RECORDS FOR THIS EXERCISE —
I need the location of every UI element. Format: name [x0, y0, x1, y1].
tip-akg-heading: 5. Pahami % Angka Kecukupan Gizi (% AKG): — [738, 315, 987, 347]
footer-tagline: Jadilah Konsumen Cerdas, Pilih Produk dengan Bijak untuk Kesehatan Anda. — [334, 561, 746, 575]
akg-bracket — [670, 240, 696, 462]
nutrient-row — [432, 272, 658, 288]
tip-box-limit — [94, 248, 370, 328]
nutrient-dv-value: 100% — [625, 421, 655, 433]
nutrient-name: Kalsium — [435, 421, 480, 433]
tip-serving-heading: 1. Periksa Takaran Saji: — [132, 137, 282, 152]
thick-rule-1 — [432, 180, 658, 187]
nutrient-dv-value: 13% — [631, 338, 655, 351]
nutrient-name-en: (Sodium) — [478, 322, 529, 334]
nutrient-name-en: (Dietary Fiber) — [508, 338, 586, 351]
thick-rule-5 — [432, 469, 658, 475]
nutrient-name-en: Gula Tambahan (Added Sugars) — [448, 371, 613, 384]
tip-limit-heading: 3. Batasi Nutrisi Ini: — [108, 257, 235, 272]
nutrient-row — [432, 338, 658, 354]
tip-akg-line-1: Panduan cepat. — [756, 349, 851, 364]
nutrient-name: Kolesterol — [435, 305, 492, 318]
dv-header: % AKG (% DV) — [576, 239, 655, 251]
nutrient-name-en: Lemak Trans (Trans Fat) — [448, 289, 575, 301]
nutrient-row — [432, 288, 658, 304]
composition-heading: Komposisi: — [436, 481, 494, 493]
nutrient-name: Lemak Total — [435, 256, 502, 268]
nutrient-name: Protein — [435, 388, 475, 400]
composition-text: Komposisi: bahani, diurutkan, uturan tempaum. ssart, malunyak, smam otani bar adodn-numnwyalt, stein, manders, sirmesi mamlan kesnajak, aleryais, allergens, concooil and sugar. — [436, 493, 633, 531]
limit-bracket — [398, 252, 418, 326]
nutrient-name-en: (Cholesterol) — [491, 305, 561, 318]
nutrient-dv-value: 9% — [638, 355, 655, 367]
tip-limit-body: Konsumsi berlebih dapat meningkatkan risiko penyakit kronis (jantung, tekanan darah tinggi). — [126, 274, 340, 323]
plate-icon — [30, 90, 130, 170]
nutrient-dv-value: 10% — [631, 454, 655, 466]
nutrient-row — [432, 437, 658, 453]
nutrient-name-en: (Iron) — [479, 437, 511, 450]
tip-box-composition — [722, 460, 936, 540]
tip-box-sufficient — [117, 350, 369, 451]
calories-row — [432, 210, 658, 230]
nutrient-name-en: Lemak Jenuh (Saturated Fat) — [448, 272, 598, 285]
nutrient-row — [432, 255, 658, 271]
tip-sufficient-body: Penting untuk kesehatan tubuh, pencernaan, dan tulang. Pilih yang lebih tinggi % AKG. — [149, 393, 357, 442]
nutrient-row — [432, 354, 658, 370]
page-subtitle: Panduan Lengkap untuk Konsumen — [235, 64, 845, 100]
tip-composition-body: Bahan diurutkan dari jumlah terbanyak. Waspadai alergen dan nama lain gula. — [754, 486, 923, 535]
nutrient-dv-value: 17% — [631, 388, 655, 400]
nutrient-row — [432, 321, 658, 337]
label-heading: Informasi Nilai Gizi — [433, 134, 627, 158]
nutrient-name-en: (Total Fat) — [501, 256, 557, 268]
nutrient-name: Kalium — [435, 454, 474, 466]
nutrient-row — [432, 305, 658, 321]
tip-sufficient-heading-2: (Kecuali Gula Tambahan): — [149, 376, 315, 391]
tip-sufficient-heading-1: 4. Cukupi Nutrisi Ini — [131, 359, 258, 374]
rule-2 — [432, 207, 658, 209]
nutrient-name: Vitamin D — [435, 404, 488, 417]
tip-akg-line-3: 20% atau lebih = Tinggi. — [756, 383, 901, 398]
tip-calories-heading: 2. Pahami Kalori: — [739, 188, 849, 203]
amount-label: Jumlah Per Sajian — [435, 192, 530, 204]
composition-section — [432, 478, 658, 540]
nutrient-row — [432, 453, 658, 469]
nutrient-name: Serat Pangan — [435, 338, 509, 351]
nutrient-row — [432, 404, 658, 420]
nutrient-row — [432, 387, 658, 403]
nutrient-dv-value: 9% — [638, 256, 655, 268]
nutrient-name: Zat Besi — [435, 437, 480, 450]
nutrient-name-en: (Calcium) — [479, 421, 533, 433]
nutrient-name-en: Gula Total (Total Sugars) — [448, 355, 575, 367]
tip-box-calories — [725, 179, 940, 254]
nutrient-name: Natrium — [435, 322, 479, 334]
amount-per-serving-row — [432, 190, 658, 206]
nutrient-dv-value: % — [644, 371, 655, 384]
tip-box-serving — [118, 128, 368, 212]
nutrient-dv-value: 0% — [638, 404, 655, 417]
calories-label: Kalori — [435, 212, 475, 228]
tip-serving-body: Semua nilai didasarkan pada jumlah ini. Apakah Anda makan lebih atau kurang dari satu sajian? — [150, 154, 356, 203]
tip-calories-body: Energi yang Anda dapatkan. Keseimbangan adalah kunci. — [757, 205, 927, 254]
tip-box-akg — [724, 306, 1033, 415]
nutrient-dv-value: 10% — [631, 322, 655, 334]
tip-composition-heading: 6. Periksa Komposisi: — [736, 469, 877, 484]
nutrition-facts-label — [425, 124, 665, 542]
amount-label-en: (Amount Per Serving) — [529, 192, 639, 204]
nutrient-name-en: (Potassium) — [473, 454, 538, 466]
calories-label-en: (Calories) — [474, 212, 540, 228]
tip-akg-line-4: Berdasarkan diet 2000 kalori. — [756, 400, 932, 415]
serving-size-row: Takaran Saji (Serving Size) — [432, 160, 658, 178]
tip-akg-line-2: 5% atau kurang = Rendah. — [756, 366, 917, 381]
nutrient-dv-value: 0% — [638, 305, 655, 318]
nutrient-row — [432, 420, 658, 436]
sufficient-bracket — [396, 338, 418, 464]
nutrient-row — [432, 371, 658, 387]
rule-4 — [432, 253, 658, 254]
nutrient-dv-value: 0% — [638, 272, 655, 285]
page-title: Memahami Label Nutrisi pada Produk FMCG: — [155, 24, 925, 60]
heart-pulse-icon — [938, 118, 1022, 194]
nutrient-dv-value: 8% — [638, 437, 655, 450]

WORK REQUIRED — Every record above is to be written out exactly.

RESPONSE TO THE TASK —
I need the location of every UI element. Format: name [x0, y0, x1, y1].
tip-akg-heading: 5. Pahami % Angka Kecukupan Gizi (% AKG): — [738, 315, 987, 347]
footer-tagline: Jadilah Konsumen Cerdas, Pilih Produk dengan Bijak untuk Kesehatan Anda. — [334, 561, 746, 575]
akg-bracket — [670, 240, 696, 462]
nutrient-row — [432, 272, 658, 288]
tip-box-limit — [94, 248, 370, 328]
nutrient-dv-value: 100% — [625, 421, 655, 433]
nutrient-name: Kalsium — [435, 421, 480, 433]
tip-serving-heading: 1. Periksa Takaran Saji: — [132, 137, 282, 152]
thick-rule-1 — [432, 180, 658, 187]
nutrient-dv-value: 13% — [631, 338, 655, 351]
nutrient-name-en: (Sodium) — [478, 322, 529, 334]
nutrient-name-en: (Dietary Fiber) — [508, 338, 586, 351]
thick-rule-5 — [432, 469, 658, 475]
nutrient-name-en: Gula Tambahan (Added Sugars) — [448, 371, 613, 384]
tip-limit-heading: 3. Batasi Nutrisi Ini: — [108, 257, 235, 272]
nutrient-row — [432, 338, 658, 354]
tip-akg-line-1: Panduan cepat. — [756, 349, 851, 364]
nutrient-name: Kolesterol — [435, 305, 492, 318]
dv-header: % AKG (% DV) — [576, 239, 655, 251]
nutrient-name-en: Lemak Trans (Trans Fat) — [448, 289, 575, 301]
nutrient-row — [432, 288, 658, 304]
composition-heading: Komposisi: — [436, 481, 494, 493]
nutrient-name: Lemak Total — [435, 256, 502, 268]
nutrient-name: Protein — [435, 388, 475, 400]
composition-text: Komposisi: bahani, diurutkan, uturan tempaum. ssart, malunyak, smam otani bar adodn-numnwyalt, stein, manders, sirmesi mamlan kesnajak, aleryais, allergens, concooil and sugar. — [436, 493, 633, 531]
limit-bracket — [398, 252, 418, 326]
nutrient-name-en: (Cholesterol) — [491, 305, 561, 318]
nutrient-dv-value: 9% — [638, 355, 655, 367]
tip-limit-body: Konsumsi berlebih dapat meningkatkan risiko penyakit kronis (jantung, tekanan darah tinggi). — [126, 274, 340, 323]
plate-icon — [30, 90, 130, 170]
nutrient-dv-value: 10% — [631, 454, 655, 466]
nutrient-row — [432, 437, 658, 453]
nutrient-name-en: (Iron) — [479, 437, 511, 450]
tip-box-composition — [722, 460, 936, 540]
tip-box-sufficient — [117, 350, 369, 451]
calories-row — [432, 210, 658, 230]
nutrient-name-en: Lemak Jenuh (Saturated Fat) — [448, 272, 598, 285]
nutrient-row — [432, 255, 658, 271]
tip-sufficient-body: Penting untuk kesehatan tubuh, pencernaan, dan tulang. Pilih yang lebih tinggi % AKG. — [149, 393, 357, 442]
nutrient-row — [432, 354, 658, 370]
page-subtitle: Panduan Lengkap untuk Konsumen — [235, 64, 845, 100]
tip-composition-body: Bahan diurutkan dari jumlah terbanyak. Waspadai alergen dan nama lain gula. — [754, 486, 923, 535]
nutrient-dv-value: 17% — [631, 388, 655, 400]
nutrient-row — [432, 321, 658, 337]
label-heading: Informasi Nilai Gizi — [433, 134, 627, 158]
nutrient-name-en: (Total Fat) — [501, 256, 557, 268]
nutrient-name: Kalium — [435, 454, 474, 466]
nutrient-row — [432, 305, 658, 321]
tip-sufficient-heading-2: (Kecuali Gula Tambahan): — [149, 376, 315, 391]
tip-sufficient-heading-1: 4. Cukupi Nutrisi Ini — [131, 359, 258, 374]
rule-2 — [432, 207, 658, 209]
nutrient-name: Vitamin D — [435, 404, 488, 417]
tip-akg-line-3: 20% atau lebih = Tinggi. — [756, 383, 901, 398]
tip-calories-heading: 2. Pahami Kalori: — [739, 188, 849, 203]
amount-label: Jumlah Per Sajian — [435, 192, 530, 204]
composition-section — [432, 478, 658, 540]
nutrient-row — [432, 453, 658, 469]
nutrient-name: Serat Pangan — [435, 338, 509, 351]
nutrient-row — [432, 404, 658, 420]
nutrient-row — [432, 387, 658, 403]
nutrient-dv-value: 9% — [638, 256, 655, 268]
nutrient-name: Zat Besi — [435, 437, 480, 450]
nutrient-name-en: (Calcium) — [479, 421, 533, 433]
nutrient-name-en: Gula Total (Total Sugars) — [448, 355, 575, 367]
tip-box-calories — [725, 179, 940, 254]
nutrient-name: Natrium — [435, 322, 479, 334]
amount-per-serving-row — [432, 190, 658, 206]
nutrient-dv-value: % — [644, 371, 655, 384]
tip-box-serving — [118, 128, 368, 212]
nutrient-dv-value: 0% — [638, 404, 655, 417]
calories-label: Kalori — [435, 212, 475, 228]
tip-serving-body: Semua nilai didasarkan pada jumlah ini. Apakah Anda makan lebih atau kurang dari satu sajian? — [150, 154, 356, 203]
tip-calories-body: Energi yang Anda dapatkan. Keseimbangan adalah kunci. — [757, 205, 927, 254]
tip-box-akg — [724, 306, 1033, 415]
nutrient-dv-value: 10% — [631, 322, 655, 334]
tip-composition-heading: 6. Periksa Komposisi: — [736, 469, 877, 484]
nutrition-facts-label — [425, 124, 665, 542]
amount-label-en: (Amount Per Serving) — [529, 192, 639, 204]
nutrient-name-en: (Potassium) — [473, 454, 538, 466]
calories-label-en: (Calories) — [474, 212, 540, 228]
tip-akg-line-4: Berdasarkan diet 2000 kalori. — [756, 400, 932, 415]
serving-size-row: Takaran Saji (Serving Size) — [432, 160, 658, 178]
tip-akg-line-2: 5% atau kurang = Rendah. — [756, 366, 917, 381]
nutrient-dv-value: 0% — [638, 305, 655, 318]
nutrient-row — [432, 420, 658, 436]
sufficient-bracket — [396, 338, 418, 464]
nutrient-row — [432, 371, 658, 387]
rule-4 — [432, 253, 658, 254]
nutrient-dv-value: 0% — [638, 272, 655, 285]
page-title: Memahami Label Nutrisi pada Produk FMCG: — [155, 24, 925, 60]
heart-pulse-icon — [938, 118, 1022, 194]
nutrient-dv-value: 8% — [638, 437, 655, 450]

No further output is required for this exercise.